• [GOAL]:
Skip the pictures and repeat each line of the data exactly.

>>>

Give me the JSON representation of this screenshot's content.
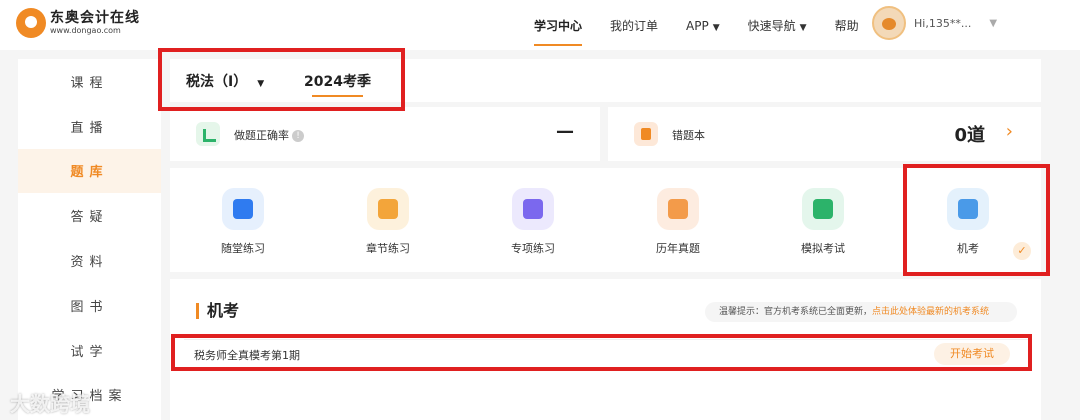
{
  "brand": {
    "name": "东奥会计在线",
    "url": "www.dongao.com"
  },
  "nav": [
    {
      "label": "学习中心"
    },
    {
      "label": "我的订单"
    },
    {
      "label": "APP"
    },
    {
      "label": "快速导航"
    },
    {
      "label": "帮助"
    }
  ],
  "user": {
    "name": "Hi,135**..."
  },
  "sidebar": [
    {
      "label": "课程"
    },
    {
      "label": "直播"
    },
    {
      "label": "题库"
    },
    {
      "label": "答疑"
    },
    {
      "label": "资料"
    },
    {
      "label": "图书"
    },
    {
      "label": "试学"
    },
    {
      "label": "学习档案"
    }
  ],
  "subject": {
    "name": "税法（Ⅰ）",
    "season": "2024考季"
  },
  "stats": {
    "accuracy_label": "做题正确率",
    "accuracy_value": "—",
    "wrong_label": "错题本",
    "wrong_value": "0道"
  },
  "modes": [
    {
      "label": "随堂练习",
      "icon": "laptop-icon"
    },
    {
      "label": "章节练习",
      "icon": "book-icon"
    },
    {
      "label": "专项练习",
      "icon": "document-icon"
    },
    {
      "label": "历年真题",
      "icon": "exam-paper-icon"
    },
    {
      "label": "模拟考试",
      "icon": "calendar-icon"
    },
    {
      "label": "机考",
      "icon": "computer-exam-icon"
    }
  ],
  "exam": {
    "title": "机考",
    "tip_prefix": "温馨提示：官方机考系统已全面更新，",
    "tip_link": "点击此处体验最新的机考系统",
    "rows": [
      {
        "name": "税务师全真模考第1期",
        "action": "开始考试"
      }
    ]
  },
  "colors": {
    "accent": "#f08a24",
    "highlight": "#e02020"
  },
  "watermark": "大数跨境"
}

<<<

• [EXERCISE RESULT]:
Give me the JSON representation of this screenshot's content.
{
  "brand": {
    "name": "东奥会计在线",
    "url": "www.dongao.com"
  },
  "nav": [
    {
      "label": "学习中心"
    },
    {
      "label": "我的订单"
    },
    {
      "label": "APP"
    },
    {
      "label": "快速导航"
    },
    {
      "label": "帮助"
    }
  ],
  "user": {
    "name": "Hi,135**..."
  },
  "sidebar": [
    {
      "label": "课程"
    },
    {
      "label": "直播"
    },
    {
      "label": "题库"
    },
    {
      "label": "答疑"
    },
    {
      "label": "资料"
    },
    {
      "label": "图书"
    },
    {
      "label": "试学"
    },
    {
      "label": "学习档案"
    }
  ],
  "subject": {
    "name": "税法（Ⅰ）",
    "season": "2024考季"
  },
  "stats": {
    "accuracy_label": "做题正确率",
    "accuracy_value": "—",
    "wrong_label": "错题本",
    "wrong_value": "0道"
  },
  "modes": [
    {
      "label": "随堂练习",
      "icon": "laptop-icon"
    },
    {
      "label": "章节练习",
      "icon": "book-icon"
    },
    {
      "label": "专项练习",
      "icon": "document-icon"
    },
    {
      "label": "历年真题",
      "icon": "exam-paper-icon"
    },
    {
      "label": "模拟考试",
      "icon": "calendar-icon"
    },
    {
      "label": "机考",
      "icon": "computer-exam-icon"
    }
  ],
  "exam": {
    "title": "机考",
    "tip_prefix": "温馨提示：官方机考系统已全面更新，",
    "tip_link": "点击此处体验最新的机考系统",
    "rows": [
      {
        "name": "税务师全真模考第1期",
        "action": "开始考试"
      }
    ]
  },
  "colors": {
    "accent": "#f08a24",
    "highlight": "#e02020"
  },
  "watermark": "大数跨境"
}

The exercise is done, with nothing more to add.